- [Goal]
Each line that includes the word "walkway" counts once; give the total and nothing more.

************

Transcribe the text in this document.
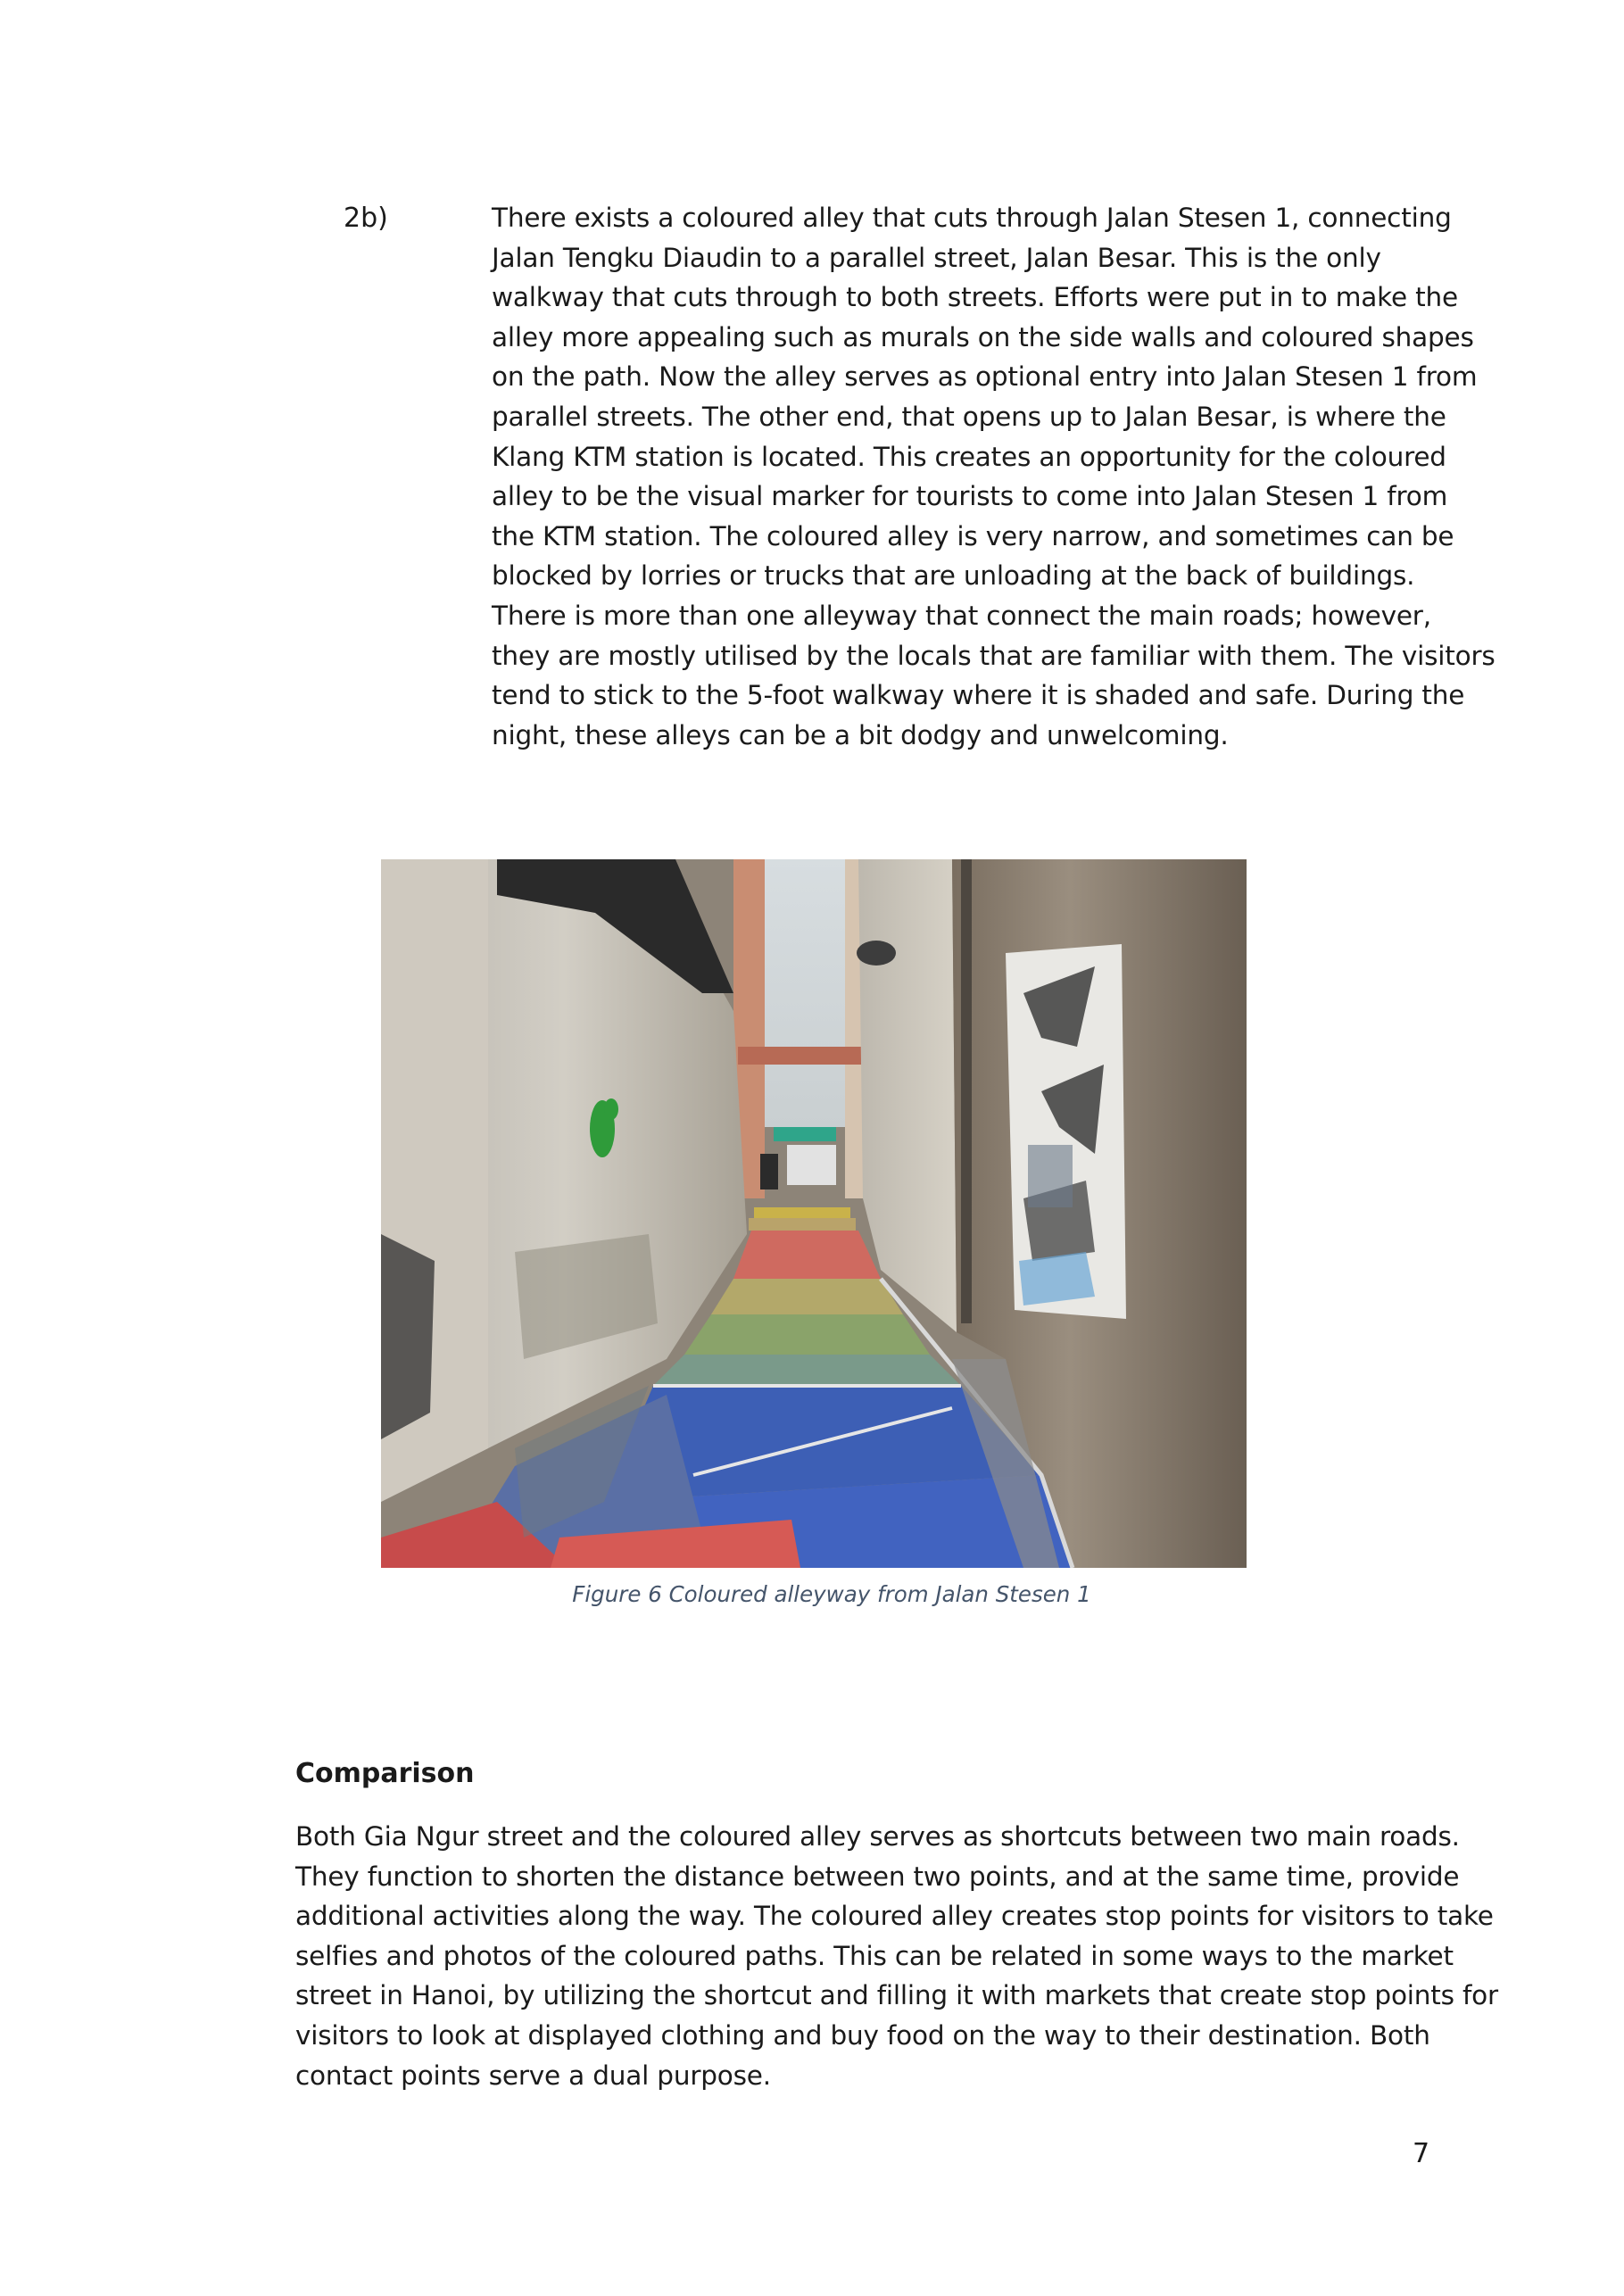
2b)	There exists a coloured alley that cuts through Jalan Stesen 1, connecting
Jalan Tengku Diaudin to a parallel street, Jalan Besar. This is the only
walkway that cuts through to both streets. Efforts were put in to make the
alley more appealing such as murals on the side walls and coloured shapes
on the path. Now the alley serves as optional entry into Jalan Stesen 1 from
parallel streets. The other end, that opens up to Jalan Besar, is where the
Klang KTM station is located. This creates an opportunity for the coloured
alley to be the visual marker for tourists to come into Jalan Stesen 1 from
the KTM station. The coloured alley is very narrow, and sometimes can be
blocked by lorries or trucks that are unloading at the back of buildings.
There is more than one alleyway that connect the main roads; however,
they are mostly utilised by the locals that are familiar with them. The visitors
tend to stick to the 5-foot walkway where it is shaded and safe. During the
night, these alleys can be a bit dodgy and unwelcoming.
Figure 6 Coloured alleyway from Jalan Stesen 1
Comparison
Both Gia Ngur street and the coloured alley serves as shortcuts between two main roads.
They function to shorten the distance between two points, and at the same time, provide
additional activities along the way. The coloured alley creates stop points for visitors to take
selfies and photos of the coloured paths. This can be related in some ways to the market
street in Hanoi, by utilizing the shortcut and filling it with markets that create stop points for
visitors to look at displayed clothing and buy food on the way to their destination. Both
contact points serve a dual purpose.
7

************

- [Answer to the task]
2